[Stored records]
===============
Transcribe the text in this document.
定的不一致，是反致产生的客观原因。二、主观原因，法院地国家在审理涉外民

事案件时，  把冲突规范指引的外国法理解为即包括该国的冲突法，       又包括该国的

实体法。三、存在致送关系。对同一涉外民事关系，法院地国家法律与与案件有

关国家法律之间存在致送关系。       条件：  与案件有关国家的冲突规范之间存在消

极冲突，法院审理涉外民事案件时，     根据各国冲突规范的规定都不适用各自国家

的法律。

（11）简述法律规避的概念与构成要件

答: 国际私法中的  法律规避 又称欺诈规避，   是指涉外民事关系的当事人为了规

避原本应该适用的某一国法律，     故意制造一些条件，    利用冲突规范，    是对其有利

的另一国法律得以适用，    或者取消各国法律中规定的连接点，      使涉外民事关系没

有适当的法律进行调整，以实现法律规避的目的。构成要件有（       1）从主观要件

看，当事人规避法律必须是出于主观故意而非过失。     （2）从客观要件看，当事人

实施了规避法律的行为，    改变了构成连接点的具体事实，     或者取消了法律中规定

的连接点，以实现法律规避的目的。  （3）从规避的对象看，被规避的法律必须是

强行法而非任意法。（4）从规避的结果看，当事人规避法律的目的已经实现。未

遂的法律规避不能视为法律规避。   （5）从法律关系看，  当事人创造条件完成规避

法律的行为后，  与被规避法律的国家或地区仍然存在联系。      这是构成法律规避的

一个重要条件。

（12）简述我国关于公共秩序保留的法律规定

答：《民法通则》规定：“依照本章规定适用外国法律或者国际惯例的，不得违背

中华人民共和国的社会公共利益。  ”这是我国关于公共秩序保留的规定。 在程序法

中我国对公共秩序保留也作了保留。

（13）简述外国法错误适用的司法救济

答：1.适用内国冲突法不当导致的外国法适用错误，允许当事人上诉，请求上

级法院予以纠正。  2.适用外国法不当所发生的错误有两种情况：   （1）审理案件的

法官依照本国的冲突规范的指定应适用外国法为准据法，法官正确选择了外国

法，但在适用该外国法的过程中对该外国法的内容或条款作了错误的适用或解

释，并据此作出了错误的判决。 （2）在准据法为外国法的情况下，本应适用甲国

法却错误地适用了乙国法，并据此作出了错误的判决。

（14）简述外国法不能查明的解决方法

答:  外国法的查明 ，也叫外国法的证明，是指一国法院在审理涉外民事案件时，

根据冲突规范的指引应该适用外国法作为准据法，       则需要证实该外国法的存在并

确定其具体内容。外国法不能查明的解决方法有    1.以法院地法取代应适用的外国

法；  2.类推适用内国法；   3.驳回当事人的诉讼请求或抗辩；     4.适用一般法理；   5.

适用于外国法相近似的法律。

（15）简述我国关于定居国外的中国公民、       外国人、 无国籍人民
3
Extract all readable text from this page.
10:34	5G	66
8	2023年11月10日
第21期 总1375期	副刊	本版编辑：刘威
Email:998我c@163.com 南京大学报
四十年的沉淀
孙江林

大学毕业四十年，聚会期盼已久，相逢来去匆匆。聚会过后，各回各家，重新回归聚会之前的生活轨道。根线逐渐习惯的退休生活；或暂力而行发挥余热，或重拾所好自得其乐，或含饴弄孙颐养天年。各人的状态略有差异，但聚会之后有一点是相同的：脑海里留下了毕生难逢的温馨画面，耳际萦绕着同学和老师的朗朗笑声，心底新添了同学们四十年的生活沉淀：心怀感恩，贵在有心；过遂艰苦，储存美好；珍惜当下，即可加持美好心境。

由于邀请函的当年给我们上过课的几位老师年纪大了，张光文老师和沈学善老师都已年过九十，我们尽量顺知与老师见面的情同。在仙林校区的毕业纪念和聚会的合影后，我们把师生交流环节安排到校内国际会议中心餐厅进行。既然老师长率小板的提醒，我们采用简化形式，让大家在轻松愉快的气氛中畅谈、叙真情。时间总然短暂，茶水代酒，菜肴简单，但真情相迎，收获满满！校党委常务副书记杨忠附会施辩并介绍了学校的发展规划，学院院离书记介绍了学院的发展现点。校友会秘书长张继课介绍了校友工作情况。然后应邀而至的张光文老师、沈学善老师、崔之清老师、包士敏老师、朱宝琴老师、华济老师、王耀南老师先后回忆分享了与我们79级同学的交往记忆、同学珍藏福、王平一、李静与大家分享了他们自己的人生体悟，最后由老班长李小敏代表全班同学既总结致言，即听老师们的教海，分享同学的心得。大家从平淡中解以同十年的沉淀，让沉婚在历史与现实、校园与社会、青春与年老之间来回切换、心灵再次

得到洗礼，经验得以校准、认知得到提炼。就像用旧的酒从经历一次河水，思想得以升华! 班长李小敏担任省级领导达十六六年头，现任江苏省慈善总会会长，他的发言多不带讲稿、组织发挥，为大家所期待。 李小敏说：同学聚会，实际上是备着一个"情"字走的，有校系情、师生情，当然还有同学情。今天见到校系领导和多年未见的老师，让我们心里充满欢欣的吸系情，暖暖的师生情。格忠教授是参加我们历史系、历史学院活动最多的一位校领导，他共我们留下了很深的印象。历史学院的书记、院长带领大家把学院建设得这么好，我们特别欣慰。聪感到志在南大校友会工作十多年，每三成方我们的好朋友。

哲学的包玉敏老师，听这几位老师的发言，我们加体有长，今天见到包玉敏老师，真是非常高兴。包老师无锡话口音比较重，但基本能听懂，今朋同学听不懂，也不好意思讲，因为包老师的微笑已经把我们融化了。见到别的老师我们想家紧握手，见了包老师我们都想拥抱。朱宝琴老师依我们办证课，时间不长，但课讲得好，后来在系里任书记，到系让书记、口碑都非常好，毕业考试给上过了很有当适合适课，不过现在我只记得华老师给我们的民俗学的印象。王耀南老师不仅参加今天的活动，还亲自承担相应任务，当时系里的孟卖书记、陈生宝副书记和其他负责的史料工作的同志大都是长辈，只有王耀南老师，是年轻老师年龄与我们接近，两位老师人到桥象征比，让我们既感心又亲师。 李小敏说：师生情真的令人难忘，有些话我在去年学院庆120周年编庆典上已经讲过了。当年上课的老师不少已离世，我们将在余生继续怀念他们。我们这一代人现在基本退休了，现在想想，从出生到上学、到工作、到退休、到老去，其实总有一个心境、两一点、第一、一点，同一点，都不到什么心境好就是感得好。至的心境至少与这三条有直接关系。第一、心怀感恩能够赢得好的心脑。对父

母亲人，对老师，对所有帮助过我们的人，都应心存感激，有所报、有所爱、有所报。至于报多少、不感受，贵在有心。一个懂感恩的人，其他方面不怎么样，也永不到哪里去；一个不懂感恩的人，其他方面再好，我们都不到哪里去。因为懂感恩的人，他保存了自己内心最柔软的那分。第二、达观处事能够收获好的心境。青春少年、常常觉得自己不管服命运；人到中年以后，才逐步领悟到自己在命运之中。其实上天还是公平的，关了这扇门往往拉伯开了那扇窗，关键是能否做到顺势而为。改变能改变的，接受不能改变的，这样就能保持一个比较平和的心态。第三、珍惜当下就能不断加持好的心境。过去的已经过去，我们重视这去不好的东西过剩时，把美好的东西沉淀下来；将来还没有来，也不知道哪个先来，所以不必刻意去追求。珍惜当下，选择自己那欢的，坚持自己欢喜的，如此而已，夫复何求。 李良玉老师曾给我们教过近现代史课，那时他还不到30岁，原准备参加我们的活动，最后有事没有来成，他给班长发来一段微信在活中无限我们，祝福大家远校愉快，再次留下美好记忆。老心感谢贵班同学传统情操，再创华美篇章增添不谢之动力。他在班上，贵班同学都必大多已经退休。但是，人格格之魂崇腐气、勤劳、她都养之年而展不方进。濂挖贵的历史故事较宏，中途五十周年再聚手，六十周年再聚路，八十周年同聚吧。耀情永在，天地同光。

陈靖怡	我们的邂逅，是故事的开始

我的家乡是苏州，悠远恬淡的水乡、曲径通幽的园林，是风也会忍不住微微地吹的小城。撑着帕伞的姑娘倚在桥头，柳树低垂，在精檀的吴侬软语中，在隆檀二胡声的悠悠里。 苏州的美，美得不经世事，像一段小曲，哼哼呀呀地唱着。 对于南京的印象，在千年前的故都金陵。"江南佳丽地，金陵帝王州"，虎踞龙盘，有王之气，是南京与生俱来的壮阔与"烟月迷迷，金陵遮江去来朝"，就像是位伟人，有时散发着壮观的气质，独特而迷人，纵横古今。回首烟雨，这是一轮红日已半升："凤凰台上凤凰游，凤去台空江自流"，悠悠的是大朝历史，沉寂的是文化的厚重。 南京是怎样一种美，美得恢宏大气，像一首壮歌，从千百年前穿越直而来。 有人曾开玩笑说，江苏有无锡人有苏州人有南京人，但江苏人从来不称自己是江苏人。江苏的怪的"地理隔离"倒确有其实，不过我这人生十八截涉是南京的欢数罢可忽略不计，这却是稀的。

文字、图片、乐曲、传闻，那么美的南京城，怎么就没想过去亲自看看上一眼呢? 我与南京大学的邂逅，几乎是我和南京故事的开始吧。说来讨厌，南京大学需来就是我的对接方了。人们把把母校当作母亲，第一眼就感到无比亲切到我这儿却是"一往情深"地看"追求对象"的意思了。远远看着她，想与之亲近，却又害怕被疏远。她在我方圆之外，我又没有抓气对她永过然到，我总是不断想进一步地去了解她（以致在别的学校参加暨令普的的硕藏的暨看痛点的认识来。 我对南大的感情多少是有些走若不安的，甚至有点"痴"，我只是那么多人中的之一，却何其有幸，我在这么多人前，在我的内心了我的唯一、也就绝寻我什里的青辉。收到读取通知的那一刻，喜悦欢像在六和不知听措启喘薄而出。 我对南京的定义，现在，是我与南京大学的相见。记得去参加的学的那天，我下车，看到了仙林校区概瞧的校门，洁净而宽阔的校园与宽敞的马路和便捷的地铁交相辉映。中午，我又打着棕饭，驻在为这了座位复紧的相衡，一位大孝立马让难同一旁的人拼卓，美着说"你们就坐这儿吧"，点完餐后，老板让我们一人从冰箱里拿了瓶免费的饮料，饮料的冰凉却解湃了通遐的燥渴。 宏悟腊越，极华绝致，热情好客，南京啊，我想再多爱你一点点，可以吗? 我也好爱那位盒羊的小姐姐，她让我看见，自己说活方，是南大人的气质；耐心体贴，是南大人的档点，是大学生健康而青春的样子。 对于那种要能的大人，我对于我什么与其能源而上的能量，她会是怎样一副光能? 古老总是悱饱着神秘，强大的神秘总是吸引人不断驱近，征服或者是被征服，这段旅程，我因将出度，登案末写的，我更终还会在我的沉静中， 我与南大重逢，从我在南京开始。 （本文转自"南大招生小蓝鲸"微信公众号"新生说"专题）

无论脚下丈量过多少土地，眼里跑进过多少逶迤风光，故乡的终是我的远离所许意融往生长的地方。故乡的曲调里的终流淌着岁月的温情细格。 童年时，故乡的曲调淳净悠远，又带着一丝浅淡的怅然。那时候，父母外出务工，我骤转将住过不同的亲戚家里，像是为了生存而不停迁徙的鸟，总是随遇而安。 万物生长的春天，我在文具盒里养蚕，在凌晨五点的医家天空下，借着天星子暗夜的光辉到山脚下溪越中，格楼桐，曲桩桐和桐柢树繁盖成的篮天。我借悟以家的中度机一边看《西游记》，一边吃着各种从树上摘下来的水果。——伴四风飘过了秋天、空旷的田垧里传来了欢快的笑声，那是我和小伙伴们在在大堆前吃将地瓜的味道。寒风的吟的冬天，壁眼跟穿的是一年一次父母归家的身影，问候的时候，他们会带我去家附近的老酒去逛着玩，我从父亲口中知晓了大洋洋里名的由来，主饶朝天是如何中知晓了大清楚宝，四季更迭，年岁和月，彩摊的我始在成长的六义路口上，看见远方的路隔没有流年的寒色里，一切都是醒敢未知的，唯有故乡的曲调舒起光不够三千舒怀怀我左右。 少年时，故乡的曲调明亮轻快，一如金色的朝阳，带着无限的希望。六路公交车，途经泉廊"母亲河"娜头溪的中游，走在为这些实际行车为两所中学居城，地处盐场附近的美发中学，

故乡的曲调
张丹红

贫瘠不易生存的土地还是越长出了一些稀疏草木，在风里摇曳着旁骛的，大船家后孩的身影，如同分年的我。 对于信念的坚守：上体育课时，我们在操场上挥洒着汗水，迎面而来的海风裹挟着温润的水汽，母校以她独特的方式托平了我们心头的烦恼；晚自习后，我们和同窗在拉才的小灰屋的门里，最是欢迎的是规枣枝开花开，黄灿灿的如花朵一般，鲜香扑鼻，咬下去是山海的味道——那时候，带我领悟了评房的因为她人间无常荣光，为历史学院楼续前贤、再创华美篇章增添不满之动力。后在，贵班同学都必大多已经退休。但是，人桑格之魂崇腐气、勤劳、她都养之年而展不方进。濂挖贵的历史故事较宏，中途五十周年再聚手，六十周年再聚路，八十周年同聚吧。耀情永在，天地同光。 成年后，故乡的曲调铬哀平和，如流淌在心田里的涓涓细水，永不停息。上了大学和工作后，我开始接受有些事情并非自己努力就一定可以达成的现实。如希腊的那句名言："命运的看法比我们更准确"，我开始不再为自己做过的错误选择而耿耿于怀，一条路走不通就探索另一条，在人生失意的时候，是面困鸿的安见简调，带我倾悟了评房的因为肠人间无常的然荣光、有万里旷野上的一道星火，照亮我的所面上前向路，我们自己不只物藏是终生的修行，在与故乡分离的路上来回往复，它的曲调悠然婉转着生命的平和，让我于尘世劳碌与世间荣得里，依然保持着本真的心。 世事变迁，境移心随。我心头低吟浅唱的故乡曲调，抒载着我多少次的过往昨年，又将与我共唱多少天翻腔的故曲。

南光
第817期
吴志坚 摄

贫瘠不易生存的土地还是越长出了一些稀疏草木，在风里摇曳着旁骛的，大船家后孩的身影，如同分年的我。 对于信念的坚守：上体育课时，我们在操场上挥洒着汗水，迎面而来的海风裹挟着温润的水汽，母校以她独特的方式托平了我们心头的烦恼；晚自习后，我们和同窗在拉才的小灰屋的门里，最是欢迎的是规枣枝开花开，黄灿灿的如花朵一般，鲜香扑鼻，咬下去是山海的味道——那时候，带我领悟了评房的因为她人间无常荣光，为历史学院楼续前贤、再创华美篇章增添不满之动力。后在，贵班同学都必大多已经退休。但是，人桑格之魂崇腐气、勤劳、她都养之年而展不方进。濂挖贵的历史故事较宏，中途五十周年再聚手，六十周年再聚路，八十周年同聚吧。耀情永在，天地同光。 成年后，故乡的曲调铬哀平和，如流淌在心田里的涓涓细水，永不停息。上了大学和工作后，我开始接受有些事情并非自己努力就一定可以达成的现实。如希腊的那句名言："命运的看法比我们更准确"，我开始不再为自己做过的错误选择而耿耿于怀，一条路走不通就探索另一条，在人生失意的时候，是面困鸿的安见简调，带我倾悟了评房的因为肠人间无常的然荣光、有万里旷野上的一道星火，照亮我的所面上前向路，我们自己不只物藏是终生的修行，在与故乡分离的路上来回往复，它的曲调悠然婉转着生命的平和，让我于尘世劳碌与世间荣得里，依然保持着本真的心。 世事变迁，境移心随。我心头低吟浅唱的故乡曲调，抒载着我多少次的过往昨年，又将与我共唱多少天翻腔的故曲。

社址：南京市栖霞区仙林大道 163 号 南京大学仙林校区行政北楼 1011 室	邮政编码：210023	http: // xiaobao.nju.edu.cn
===============
## Your goal:
Pull out each line of the listing that holds the string "珍惜当下".

## Answer in full:
大学毕业四十年，聚会期盼已久，相逢来去匆匆。聚会过后，各回各家，重新回归聚会之前的生活轨道。根线逐渐习惯的退休生活；或暂力而行发挥余热，或重拾所好自得其乐，或含饴弄孙颐养天年。各人的状态略有差异，但聚会之后有一点是相同的：脑海里留下了毕生难逢的温馨画面，耳际萦绕着同学和老师的朗朗笑声，心底新添了同学们四十年的生活沉淀：心怀感恩，贵在有心；过遂艰苦，储存美好；珍惜当下，即可加持美好心境。
母亲人，对老师，对所有帮助过我们的人，都应心存感激，有所报、有所爱、有所报。至于报多少、不感受，贵在有心。一个懂感恩的人，其他方面不怎么样，也永不到哪里去；一个不懂感恩的人，其他方面再好，我们都不到哪里去。因为懂感恩的人，他保存了自己内心最柔软的那分。第二、达观处事能够收获好的心境。青春少年、常常觉得自己不管服命运；人到中年以后，才逐步领悟到自己在命运之中。其实上天还是公平的，关了这扇门往往拉伯开了那扇窗，关键是能否做到顺势而为。改变能改变的，接受不能改变的，这样就能保持一个比较平和的心态。第三、珍惜当下就能不断加持好的心境。过去的已经过去，我们重视这去不好的东西过剩时，把美好的东西沉淀下来；将来还没有来，也不知道哪个先来，所以不必刻意去追求。珍惜当下，选择自己那欢的，坚持自己欢喜的，如此而已，夫复何求。 李良玉老师曾给我们教过近现代史课，那时他还不到30岁，原准备参加我们的活动，最后有事没有来成，他给班长发来一段微信在活中无限我们，祝福大家远校愉快，再次留下美好记忆。老心感谢贵班同学传统情操，再创华美篇章增添不谢之动力。他在班上，贵班同学都必大多已经退休。但是，人格格之魂崇腐气、勤劳、她都养之年而展不方进。濂挖贵的历史故事较宏，中途五十周年再聚手，六十周年再聚路，八十周年同聚吧。耀情永在，天地同光。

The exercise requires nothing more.